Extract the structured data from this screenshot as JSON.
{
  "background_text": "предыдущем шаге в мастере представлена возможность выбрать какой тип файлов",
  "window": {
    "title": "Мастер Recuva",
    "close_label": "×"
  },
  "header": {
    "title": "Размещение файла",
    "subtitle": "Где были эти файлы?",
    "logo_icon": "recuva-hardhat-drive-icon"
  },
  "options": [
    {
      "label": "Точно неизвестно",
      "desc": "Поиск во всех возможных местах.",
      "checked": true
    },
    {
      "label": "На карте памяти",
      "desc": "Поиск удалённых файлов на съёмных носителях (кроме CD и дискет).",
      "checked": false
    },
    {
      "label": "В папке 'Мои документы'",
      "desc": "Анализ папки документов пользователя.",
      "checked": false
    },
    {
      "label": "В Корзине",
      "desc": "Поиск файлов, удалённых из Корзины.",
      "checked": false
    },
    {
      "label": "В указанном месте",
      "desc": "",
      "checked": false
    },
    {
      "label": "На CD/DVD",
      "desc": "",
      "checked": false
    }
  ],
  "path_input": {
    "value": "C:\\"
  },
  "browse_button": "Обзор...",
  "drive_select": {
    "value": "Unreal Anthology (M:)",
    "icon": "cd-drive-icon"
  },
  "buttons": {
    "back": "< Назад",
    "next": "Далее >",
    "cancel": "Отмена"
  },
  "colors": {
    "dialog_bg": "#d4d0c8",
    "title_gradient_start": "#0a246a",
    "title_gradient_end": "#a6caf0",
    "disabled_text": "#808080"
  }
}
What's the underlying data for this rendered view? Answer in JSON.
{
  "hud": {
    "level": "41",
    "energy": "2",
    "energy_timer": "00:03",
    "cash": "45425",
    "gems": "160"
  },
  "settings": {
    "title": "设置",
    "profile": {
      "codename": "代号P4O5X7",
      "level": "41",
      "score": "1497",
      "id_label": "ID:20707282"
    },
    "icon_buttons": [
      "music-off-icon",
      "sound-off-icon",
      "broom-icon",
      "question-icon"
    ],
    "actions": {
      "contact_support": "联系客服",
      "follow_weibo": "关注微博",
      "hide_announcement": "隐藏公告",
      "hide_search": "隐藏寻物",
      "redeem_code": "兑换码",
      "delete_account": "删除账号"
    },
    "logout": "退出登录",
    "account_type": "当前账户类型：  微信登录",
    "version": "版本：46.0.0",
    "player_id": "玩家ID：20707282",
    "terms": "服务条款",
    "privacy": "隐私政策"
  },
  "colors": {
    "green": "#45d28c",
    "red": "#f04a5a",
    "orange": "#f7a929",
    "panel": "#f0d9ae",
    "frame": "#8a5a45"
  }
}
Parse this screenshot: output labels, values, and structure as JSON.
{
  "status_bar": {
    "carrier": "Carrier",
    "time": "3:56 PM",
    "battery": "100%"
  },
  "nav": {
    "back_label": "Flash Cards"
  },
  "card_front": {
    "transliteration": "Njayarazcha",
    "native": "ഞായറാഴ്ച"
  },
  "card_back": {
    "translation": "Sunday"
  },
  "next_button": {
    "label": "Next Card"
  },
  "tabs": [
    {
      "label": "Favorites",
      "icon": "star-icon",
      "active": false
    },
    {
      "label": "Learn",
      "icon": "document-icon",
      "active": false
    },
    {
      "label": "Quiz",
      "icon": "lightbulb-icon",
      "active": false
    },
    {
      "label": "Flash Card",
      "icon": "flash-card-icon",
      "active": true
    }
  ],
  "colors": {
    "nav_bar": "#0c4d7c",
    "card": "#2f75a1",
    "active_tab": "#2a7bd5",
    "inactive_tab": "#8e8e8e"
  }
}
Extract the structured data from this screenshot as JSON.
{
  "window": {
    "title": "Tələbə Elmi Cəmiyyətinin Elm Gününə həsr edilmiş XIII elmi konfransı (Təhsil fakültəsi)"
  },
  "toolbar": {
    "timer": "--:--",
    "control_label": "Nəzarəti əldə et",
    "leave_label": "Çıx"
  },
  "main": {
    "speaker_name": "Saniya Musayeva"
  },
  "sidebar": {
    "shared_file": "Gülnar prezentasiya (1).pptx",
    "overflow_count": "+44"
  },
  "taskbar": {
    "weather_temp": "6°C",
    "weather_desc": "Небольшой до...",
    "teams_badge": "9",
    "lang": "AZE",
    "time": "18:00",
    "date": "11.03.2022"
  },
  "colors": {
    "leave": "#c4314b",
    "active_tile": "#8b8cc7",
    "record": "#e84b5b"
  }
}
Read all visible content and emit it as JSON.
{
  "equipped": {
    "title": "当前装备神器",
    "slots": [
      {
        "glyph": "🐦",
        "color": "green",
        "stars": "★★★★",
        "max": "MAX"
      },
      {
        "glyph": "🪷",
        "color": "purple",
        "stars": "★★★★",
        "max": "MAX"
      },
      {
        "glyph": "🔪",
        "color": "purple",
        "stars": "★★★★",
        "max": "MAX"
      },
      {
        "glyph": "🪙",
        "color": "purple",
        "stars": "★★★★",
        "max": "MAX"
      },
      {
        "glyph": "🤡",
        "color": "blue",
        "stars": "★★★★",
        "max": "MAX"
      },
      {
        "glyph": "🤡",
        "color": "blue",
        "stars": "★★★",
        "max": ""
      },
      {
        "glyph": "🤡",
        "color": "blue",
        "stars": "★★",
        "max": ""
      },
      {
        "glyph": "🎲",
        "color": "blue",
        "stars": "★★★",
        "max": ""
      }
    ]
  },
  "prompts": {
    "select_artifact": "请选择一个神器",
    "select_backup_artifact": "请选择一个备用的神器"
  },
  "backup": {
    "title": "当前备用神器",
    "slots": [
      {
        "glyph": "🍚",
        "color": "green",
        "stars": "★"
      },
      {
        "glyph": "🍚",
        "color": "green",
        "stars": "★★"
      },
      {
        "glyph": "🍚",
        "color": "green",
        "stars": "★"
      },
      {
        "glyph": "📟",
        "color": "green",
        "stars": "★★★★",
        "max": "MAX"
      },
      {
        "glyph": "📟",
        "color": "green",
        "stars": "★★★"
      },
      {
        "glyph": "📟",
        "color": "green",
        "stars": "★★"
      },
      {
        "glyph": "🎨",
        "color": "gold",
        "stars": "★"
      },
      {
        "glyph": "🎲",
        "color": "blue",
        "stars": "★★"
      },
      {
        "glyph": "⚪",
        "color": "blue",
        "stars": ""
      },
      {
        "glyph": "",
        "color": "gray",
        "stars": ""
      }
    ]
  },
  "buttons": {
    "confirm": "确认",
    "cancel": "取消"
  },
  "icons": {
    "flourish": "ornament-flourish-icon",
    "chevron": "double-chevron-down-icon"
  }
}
——
» EXERCISE: Extract, unchanged, the closing run of lines that opens with the line containing "Read all visible content and emit it as JSON." and ends with the last line.

» FULL RESPONSE:
Read all visible content and emit it as JSON.
{
  "equipped": {
    "title": "当前装备神器",
    "slots": [
      {
        "glyph": "🐦",
        "color": "green",
        "stars": "★★★★",
        "max": "MAX"
      },
      {
        "glyph": "🪷",
        "color": "purple",
        "stars": "★★★★",
        "max": "MAX"
      },
      {
        "glyph": "🔪",
        "color": "purple",
        "stars": "★★★★",
        "max": "MAX"
      },
      {
        "glyph": "🪙",
        "color": "purple",
        "stars": "★★★★",
        "max": "MAX"
      },
      {
        "glyph": "🤡",
        "color": "blue",
        "stars": "★★★★",
        "max": "MAX"
      },
      {
        "glyph": "🤡",
        "color": "blue",
        "stars": "★★★",
        "max": ""
      },
      {
        "glyph": "🤡",
        "color": "blue",
        "stars": "★★",
        "max": ""
      },
      {
        "glyph": "🎲",
        "color": "blue",
        "stars": "★★★",
        "max": ""
      }
    ]
  },
  "prompts": {
    "select_artifact": "请选择一个神器",
    "select_backup_artifact": "请选择一个备用的神器"
  },
  "backup": {
    "title": "当前备用神器",
    "slots": [
      {
        "glyph": "🍚",
        "color": "green",
        "stars": "★"
      },
      {
        "glyph": "🍚",
        "color": "green",
        "stars": "★★"
      },
      {
        "glyph": "🍚",
        "color": "green",
        "stars": "★"
      },
      {
        "glyph": "📟",
        "color": "green",
        "stars": "★★★★",
        "max": "MAX"
      },
      {
        "glyph": "📟",
        "color": "green",
        "stars": "★★★"
      },
      {
        "glyph": "📟",
        "color": "green",
        "stars": "★★"
      },
      {
        "glyph": "🎨",
        "color": "gold",
        "stars": "★"
      },
      {
        "glyph": "🎲",
        "color": "blue",
        "stars": "★★"
      },
      {
        "glyph": "⚪",
        "color": "blue",
        "stars": ""
      },
      {
        "glyph": "",
        "color": "gray",
        "stars": ""
      }
    ]
  },
  "buttons": {
    "confirm": "确认",
    "cancel": "取消"
  },
  "icons": {
    "flourish": "ornament-flourish-icon",
    "chevron": "double-chevron-down-icon"
  }
}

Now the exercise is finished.